**GOAL**
Look for the string "detached" in every line, and copy each line that has it.
┏━━
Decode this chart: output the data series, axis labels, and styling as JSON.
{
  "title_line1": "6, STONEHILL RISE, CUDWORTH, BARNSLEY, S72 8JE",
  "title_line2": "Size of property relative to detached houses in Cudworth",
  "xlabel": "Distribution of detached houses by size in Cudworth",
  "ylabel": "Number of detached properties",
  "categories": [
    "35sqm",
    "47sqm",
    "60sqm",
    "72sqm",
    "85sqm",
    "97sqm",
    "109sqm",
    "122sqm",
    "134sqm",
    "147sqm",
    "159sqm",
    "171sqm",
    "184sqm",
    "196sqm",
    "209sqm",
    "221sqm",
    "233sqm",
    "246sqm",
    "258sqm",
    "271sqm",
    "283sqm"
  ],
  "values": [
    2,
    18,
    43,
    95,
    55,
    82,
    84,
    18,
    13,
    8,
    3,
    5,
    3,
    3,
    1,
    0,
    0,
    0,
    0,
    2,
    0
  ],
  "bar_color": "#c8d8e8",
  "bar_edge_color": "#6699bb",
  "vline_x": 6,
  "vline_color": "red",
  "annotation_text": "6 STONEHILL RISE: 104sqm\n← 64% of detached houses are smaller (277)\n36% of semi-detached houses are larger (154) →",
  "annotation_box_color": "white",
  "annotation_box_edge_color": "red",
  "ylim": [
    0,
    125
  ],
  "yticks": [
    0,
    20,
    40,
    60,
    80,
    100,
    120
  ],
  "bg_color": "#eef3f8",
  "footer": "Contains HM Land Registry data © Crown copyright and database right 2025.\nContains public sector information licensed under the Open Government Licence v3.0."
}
┗━━
┏━━
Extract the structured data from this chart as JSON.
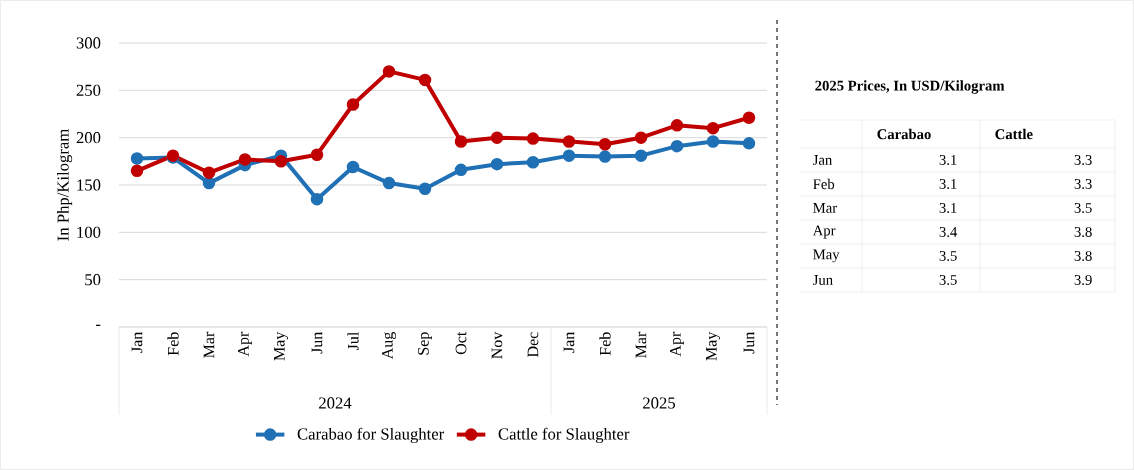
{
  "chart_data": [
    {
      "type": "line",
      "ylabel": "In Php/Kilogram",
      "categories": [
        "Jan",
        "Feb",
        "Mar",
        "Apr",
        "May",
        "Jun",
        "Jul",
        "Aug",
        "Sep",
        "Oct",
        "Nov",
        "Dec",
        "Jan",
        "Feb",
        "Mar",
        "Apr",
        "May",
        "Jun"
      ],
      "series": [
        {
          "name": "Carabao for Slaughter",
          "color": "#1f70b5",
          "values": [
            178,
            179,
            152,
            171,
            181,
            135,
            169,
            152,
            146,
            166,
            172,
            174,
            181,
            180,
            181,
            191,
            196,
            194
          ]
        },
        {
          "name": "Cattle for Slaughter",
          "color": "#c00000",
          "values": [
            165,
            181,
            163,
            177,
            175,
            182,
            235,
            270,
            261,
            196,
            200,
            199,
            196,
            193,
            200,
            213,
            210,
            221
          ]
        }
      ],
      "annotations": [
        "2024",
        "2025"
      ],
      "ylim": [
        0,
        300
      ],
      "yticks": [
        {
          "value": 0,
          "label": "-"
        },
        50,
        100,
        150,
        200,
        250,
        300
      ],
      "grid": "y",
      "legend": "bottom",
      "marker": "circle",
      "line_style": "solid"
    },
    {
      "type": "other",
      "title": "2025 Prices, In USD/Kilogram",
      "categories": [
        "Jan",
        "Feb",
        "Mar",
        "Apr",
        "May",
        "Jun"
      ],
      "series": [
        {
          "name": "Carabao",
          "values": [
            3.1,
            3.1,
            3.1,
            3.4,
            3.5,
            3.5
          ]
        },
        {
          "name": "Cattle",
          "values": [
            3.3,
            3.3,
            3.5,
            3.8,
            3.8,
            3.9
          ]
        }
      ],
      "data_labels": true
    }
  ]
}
┗━━
**COMPLETE ANSWER**
  "title_line2": "Size of property relative to detached houses in Cudworth",
  "xlabel": "Distribution of detached houses by size in Cudworth",
  "ylabel": "Number of detached properties",
  "annotation_text": "6 STONEHILL RISE: 104sqm\n← 64% of detached houses are smaller (277)\n36% of semi-detached houses are larger (154) →",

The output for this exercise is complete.